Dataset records

....

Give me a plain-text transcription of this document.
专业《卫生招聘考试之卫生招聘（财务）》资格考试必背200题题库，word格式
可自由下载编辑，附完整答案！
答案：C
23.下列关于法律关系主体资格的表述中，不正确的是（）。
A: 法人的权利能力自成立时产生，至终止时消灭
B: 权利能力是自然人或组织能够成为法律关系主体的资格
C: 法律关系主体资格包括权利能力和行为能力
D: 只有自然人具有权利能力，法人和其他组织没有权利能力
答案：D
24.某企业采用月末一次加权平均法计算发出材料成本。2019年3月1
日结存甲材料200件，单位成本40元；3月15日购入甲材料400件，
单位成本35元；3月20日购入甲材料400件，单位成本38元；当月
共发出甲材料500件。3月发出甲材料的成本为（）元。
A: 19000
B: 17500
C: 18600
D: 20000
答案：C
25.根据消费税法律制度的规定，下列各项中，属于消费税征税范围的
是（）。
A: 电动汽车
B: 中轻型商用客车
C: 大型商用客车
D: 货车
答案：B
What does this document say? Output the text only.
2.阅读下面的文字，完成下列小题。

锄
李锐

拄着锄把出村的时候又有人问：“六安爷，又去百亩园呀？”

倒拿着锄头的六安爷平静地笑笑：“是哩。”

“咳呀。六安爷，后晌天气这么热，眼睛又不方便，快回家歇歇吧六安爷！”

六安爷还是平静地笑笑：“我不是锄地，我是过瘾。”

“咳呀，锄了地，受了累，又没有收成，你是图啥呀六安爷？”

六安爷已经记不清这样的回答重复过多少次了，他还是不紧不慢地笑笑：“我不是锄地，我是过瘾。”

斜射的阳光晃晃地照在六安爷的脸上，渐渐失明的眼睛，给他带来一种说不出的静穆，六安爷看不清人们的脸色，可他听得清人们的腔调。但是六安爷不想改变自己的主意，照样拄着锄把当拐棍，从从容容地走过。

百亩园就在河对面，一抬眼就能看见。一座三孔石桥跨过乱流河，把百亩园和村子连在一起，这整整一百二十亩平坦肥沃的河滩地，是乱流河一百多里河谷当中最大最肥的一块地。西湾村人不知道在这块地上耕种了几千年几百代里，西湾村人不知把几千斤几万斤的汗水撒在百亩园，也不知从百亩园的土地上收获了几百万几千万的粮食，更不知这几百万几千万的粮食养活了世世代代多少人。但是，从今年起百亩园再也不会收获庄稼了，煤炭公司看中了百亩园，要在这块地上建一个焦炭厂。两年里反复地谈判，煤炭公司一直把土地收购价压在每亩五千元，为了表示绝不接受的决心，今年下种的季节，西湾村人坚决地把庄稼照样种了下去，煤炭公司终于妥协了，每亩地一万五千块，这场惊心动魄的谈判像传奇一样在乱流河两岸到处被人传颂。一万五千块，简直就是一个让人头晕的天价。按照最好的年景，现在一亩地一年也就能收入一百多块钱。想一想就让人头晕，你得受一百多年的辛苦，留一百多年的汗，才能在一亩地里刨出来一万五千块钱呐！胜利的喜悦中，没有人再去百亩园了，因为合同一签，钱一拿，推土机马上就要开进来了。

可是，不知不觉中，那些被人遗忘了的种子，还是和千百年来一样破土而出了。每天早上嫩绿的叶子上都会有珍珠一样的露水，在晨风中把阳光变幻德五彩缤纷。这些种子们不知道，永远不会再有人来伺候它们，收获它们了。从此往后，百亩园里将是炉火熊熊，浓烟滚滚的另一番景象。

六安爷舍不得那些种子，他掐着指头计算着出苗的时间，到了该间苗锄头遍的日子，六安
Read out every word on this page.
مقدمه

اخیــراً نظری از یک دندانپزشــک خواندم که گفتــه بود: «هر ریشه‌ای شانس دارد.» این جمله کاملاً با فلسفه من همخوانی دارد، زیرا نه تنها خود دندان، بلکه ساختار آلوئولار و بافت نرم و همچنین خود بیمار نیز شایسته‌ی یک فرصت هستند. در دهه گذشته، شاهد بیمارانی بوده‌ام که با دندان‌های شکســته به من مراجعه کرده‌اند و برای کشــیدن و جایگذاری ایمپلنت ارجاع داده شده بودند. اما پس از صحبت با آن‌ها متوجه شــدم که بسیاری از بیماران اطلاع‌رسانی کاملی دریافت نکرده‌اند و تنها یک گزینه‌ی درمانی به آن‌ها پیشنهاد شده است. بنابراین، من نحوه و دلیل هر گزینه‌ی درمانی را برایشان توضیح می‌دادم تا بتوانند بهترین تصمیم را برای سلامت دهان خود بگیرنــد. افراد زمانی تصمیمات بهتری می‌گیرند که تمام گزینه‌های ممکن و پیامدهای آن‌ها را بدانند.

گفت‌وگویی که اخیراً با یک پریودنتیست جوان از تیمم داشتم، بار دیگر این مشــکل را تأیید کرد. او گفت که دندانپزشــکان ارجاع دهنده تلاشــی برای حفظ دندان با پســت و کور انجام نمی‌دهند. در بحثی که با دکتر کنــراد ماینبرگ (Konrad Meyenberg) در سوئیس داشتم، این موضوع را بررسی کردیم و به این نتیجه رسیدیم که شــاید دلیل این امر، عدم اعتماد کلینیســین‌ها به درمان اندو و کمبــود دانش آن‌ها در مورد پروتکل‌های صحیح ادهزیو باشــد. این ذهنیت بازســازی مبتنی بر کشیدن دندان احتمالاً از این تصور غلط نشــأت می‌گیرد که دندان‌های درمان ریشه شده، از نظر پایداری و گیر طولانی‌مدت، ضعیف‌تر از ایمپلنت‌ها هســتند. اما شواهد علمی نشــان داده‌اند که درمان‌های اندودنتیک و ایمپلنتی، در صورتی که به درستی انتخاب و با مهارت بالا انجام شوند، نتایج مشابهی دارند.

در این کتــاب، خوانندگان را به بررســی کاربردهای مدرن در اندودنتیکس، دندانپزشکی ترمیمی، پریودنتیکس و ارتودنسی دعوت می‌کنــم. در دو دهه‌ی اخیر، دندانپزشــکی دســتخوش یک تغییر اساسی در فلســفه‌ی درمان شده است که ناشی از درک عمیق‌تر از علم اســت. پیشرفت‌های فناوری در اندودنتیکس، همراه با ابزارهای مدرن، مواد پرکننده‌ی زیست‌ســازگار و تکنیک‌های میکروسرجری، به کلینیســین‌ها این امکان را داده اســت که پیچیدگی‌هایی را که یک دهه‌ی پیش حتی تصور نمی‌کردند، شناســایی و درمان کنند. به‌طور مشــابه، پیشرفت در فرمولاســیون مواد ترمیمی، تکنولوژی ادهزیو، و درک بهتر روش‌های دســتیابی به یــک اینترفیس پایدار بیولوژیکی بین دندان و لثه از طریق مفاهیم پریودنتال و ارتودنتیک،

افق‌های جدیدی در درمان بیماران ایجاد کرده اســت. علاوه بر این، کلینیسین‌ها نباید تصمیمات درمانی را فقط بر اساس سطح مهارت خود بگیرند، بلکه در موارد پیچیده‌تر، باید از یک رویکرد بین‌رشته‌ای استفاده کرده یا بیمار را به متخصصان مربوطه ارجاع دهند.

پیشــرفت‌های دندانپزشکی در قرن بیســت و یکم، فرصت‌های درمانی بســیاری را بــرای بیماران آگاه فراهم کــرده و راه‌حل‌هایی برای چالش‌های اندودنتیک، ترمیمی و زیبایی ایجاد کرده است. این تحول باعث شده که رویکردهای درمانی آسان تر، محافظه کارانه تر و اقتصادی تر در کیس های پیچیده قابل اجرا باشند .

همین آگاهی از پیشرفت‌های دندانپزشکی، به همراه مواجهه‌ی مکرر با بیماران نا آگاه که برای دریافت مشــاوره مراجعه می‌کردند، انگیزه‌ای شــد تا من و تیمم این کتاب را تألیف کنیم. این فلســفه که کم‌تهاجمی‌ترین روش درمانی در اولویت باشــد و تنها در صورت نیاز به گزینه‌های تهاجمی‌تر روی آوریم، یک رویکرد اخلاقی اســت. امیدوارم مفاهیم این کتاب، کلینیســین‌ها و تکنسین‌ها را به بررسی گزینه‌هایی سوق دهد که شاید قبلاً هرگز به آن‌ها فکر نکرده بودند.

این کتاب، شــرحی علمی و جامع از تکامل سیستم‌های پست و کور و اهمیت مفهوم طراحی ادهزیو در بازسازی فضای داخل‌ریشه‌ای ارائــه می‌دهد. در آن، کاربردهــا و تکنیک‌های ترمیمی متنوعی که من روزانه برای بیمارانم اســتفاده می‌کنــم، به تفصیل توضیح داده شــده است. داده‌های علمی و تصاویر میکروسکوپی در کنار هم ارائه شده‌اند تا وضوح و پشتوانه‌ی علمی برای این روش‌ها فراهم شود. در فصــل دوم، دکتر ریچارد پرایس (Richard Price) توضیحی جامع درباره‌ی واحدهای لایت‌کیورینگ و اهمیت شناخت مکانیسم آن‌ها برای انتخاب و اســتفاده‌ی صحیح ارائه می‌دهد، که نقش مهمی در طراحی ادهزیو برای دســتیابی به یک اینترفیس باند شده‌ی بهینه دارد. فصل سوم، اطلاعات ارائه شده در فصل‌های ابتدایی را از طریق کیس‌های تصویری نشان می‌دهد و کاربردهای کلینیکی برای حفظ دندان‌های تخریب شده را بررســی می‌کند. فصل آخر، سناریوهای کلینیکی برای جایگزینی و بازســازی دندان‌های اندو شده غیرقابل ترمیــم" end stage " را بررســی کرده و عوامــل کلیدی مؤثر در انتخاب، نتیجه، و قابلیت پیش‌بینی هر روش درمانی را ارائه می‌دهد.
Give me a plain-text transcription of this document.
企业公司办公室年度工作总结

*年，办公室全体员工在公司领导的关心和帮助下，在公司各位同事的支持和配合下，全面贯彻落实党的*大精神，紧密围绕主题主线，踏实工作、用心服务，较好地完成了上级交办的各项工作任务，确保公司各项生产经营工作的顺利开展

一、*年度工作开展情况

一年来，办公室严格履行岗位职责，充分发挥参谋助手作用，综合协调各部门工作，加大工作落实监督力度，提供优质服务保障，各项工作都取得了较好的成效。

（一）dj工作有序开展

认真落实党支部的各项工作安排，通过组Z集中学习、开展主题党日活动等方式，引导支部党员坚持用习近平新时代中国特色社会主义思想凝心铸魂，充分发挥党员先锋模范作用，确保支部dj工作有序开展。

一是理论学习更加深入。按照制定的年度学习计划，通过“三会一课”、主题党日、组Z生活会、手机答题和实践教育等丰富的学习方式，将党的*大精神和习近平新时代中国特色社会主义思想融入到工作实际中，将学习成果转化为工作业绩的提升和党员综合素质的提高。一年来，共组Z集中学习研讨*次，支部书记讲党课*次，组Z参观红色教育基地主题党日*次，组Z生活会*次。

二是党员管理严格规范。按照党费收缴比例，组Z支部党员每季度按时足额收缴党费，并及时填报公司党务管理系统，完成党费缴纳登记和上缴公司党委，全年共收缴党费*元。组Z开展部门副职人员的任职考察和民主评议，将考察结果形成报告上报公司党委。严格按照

....

_WRITTEN EXERCISE_:
Search the records above for "this". Copy each line where it is found.

_FULL RESPONSE_:
Give me a plain-text transcription of this document.
What does this document say? Output the text only.
Read out every word on this page.
Give me a plain-text transcription of this document.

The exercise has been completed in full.